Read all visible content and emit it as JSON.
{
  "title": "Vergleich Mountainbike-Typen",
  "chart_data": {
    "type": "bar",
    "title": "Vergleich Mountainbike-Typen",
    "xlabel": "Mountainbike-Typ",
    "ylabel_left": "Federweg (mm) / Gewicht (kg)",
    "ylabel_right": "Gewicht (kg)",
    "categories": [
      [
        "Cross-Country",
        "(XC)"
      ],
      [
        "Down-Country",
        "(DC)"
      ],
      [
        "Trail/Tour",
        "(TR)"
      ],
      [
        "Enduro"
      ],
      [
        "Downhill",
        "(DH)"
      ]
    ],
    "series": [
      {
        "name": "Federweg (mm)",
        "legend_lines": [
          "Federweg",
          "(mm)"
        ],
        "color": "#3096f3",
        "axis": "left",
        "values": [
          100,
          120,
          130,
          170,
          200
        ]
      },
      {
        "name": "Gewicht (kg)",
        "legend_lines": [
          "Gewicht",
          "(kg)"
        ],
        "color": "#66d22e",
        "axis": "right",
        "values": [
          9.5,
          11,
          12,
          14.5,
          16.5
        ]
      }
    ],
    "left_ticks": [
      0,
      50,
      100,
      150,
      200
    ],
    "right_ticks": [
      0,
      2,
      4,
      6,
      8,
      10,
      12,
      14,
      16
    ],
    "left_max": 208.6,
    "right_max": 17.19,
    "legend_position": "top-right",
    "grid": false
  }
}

───

Pull out every line of the records that includes the string "Gewicht".

= The completed task =
    "ylabel_left": "Federweg (mm) / Gewicht (kg)",
    "ylabel_right": "Gewicht (kg)",
        "name": "Gewicht (kg)",
          "Gewicht",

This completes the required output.